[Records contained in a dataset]
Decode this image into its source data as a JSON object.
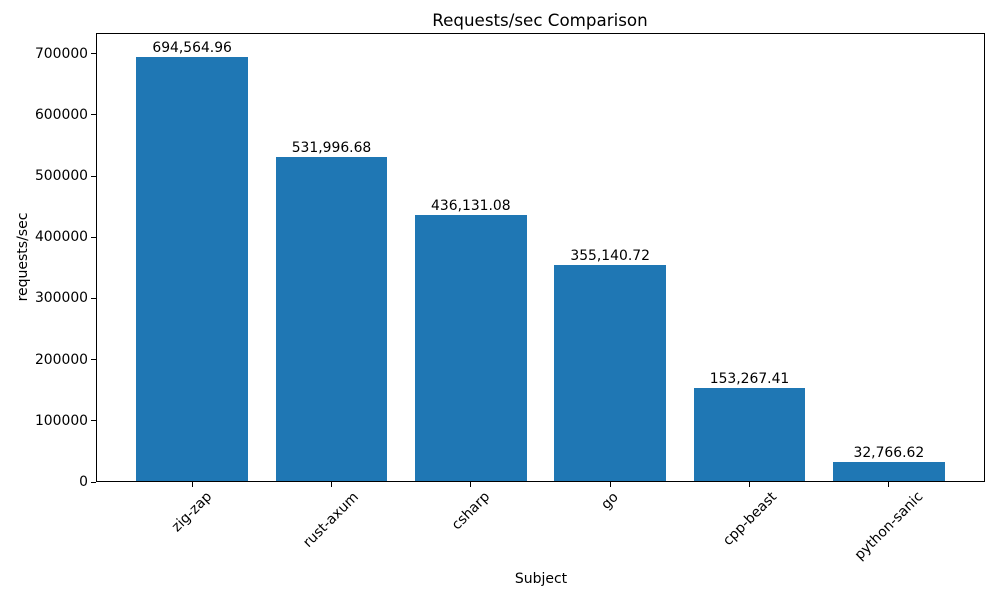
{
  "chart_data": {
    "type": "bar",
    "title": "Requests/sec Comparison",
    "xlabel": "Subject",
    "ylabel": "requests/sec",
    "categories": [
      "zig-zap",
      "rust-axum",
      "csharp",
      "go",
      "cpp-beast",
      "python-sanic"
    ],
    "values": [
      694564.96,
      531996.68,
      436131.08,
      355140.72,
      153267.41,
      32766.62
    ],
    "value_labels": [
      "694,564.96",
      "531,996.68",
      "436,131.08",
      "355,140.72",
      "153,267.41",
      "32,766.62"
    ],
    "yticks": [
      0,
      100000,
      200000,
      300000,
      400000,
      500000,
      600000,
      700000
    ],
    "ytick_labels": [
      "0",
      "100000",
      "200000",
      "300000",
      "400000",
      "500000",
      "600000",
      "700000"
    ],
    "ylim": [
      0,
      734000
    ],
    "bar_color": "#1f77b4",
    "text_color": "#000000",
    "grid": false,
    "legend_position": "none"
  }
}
--
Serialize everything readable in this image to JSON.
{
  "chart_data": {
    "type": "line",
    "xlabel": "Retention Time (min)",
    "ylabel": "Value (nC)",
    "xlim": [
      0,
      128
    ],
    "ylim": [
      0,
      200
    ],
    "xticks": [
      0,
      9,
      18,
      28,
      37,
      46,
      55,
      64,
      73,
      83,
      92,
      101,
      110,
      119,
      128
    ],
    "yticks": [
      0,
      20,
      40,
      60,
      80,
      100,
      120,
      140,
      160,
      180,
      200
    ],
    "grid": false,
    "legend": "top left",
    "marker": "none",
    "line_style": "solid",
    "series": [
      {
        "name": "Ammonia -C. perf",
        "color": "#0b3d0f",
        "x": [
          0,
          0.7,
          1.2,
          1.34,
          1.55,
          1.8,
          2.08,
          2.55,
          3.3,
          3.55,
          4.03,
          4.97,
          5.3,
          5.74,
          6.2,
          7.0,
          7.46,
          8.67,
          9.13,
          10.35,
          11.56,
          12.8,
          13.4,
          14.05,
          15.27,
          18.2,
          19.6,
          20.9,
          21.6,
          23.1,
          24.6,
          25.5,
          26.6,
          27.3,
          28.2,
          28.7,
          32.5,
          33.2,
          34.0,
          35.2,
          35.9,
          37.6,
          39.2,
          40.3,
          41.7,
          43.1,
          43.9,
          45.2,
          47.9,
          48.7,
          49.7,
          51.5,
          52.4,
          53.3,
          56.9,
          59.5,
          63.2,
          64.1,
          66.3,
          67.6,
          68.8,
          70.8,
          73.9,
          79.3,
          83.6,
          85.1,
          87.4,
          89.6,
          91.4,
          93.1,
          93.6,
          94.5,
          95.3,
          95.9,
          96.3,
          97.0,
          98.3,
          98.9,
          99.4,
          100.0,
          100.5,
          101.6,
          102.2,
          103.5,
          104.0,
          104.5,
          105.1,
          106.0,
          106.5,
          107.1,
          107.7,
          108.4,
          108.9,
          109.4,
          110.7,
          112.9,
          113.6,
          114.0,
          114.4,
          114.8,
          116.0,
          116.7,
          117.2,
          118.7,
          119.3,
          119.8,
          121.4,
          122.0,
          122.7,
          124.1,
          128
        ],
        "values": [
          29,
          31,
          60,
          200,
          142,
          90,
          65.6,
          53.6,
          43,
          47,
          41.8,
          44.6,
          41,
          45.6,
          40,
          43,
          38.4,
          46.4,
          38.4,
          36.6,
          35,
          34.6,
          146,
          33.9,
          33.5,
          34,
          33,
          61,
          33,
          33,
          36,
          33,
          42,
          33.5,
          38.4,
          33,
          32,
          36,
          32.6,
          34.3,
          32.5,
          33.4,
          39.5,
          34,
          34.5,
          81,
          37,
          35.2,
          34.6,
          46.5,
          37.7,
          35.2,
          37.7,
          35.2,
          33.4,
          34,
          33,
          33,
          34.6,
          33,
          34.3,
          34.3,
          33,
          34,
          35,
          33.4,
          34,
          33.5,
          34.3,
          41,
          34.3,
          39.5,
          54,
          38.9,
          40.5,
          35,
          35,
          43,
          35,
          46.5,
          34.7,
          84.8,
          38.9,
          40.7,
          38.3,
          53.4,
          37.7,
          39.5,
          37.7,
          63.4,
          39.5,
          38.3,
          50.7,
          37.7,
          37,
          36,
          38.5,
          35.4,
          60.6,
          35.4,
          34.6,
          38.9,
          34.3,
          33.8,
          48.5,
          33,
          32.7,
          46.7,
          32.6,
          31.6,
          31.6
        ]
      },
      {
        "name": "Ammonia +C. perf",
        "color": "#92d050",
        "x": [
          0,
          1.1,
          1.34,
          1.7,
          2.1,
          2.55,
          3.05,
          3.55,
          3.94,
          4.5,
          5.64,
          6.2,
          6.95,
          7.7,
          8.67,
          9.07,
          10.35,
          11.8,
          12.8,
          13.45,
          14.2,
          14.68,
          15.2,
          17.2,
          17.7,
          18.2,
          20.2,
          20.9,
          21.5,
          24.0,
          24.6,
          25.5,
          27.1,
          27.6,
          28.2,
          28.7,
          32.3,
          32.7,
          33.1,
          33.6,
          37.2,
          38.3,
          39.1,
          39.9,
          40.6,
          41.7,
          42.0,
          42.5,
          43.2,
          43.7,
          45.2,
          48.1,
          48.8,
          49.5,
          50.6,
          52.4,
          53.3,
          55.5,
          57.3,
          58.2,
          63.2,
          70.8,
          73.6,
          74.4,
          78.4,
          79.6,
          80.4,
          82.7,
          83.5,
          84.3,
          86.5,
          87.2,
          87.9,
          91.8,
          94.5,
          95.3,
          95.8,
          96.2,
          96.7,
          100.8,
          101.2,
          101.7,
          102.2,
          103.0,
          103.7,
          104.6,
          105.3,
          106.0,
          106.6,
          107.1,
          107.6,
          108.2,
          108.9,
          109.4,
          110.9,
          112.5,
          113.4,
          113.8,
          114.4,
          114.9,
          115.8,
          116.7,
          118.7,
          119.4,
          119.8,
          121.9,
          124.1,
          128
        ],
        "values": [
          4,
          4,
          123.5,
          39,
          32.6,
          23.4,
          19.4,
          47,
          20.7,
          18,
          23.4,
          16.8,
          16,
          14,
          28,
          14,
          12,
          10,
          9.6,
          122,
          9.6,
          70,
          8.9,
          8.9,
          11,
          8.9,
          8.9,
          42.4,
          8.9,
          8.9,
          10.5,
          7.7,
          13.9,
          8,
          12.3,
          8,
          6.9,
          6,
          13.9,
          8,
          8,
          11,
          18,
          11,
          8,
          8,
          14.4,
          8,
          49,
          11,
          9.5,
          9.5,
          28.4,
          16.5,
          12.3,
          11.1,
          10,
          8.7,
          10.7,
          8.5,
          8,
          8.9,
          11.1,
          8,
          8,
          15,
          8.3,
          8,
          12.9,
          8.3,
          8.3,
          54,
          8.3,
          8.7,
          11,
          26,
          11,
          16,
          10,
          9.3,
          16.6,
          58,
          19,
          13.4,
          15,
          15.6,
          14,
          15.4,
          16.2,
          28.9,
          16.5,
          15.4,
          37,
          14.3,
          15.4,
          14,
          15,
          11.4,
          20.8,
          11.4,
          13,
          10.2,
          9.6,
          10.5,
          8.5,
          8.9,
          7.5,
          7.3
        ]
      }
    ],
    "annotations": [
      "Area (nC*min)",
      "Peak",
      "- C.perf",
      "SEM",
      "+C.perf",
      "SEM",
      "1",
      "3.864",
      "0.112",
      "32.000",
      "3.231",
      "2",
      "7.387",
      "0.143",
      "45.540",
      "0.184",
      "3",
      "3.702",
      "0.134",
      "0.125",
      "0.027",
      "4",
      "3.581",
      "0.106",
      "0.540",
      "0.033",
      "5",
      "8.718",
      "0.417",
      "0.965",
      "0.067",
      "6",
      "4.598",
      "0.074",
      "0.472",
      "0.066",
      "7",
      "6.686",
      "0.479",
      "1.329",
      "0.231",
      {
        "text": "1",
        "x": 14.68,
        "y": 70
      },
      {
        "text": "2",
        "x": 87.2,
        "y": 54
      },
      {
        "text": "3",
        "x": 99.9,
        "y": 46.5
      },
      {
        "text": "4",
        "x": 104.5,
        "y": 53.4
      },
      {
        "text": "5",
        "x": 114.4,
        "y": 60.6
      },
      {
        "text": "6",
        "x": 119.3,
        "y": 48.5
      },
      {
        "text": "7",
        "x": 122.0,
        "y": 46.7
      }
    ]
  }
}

| Goal of the exercise |
Copy every line from the entries that contains the word "JSON".

| Written response |
Decode this image into its source data as a JSON object.
Serialize everything readable in this image to JSON.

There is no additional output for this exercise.